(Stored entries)
>>>>>

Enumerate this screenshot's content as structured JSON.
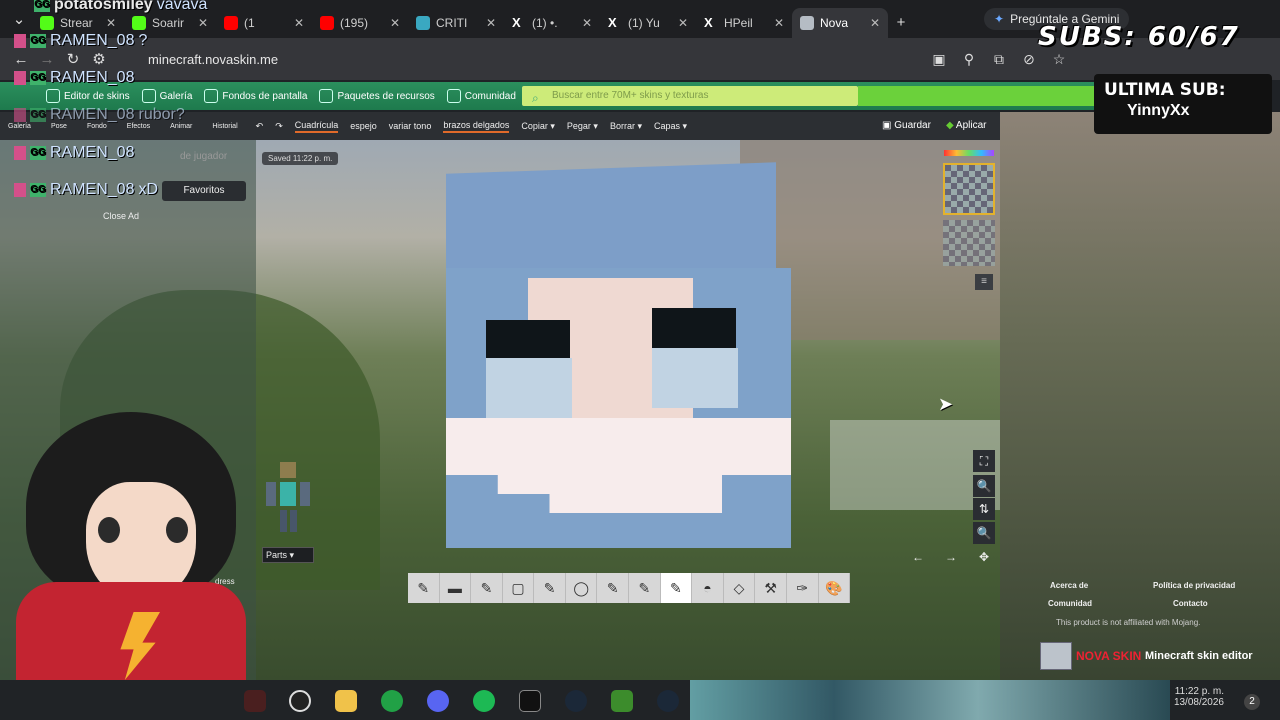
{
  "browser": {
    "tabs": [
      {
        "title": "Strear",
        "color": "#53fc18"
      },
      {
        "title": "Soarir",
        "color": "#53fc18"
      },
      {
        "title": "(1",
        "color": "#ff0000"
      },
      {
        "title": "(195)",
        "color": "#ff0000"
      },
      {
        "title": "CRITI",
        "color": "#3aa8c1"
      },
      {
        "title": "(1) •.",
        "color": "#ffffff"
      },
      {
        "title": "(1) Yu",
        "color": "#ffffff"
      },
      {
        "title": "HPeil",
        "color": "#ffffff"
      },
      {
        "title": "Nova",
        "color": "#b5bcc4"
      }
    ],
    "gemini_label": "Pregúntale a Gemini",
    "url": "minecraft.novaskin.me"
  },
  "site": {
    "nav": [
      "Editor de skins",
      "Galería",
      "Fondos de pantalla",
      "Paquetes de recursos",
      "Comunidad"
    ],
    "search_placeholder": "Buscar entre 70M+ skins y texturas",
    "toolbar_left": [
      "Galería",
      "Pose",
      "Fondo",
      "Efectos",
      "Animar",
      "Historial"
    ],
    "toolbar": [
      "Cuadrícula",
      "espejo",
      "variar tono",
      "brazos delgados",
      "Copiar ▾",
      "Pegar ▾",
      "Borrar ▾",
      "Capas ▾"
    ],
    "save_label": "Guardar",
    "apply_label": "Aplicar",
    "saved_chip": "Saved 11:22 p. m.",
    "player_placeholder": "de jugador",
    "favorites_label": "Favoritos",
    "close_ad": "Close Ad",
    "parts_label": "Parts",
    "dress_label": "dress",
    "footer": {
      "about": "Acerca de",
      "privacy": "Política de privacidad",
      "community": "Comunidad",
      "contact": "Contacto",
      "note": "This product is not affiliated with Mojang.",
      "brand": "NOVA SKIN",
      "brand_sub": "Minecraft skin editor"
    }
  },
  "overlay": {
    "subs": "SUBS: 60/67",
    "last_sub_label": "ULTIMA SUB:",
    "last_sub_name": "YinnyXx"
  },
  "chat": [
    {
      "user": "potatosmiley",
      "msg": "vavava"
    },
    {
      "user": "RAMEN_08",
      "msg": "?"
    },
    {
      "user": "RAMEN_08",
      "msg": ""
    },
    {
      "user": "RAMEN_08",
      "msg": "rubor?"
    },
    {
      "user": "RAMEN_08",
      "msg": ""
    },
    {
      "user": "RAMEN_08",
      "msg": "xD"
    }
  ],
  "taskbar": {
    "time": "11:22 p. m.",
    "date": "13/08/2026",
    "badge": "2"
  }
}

<<<<<

Given instruction.
Quote in full the listing given above; the images are to be left out.

Solution for this exercise.
Enumerate this screenshot's content as structured JSON.
{
  "browser": {
    "tabs": [
      {
        "title": "Strear",
        "color": "#53fc18"
      },
      {
        "title": "Soarir",
        "color": "#53fc18"
      },
      {
        "title": "(1",
        "color": "#ff0000"
      },
      {
        "title": "(195)",
        "color": "#ff0000"
      },
      {
        "title": "CRITI",
        "color": "#3aa8c1"
      },
      {
        "title": "(1) •.",
        "color": "#ffffff"
      },
      {
        "title": "(1) Yu",
        "color": "#ffffff"
      },
      {
        "title": "HPeil",
        "color": "#ffffff"
      },
      {
        "title": "Nova",
        "color": "#b5bcc4"
      }
    ],
    "gemini_label": "Pregúntale a Gemini",
    "url": "minecraft.novaskin.me"
  },
  "site": {
    "nav": [
      "Editor de skins",
      "Galería",
      "Fondos de pantalla",
      "Paquetes de recursos",
      "Comunidad"
    ],
    "search_placeholder": "Buscar entre 70M+ skins y texturas",
    "toolbar_left": [
      "Galería",
      "Pose",
      "Fondo",
      "Efectos",
      "Animar",
      "Historial"
    ],
    "toolbar": [
      "Cuadrícula",
      "espejo",
      "variar tono",
      "brazos delgados",
      "Copiar ▾",
      "Pegar ▾",
      "Borrar ▾",
      "Capas ▾"
    ],
    "save_label": "Guardar",
    "apply_label": "Aplicar",
    "saved_chip": "Saved 11:22 p. m.",
    "player_placeholder": "de jugador",
    "favorites_label": "Favoritos",
    "close_ad": "Close Ad",
    "parts_label": "Parts",
    "dress_label": "dress",
    "footer": {
      "about": "Acerca de",
      "privacy": "Política de privacidad",
      "community": "Comunidad",
      "contact": "Contacto",
      "note": "This product is not affiliated with Mojang.",
      "brand": "NOVA SKIN",
      "brand_sub": "Minecraft skin editor"
    }
  },
  "overlay": {
    "subs": "SUBS: 60/67",
    "last_sub_label": "ULTIMA SUB:",
    "last_sub_name": "YinnyXx"
  },
  "chat": [
    {
      "user": "potatosmiley",
      "msg": "vavava"
    },
    {
      "user": "RAMEN_08",
      "msg": "?"
    },
    {
      "user": "RAMEN_08",
      "msg": ""
    },
    {
      "user": "RAMEN_08",
      "msg": "rubor?"
    },
    {
      "user": "RAMEN_08",
      "msg": ""
    },
    {
      "user": "RAMEN_08",
      "msg": "xD"
    }
  ],
  "taskbar": {
    "time": "11:22 p. m.",
    "date": "13/08/2026",
    "badge": "2"
  }
}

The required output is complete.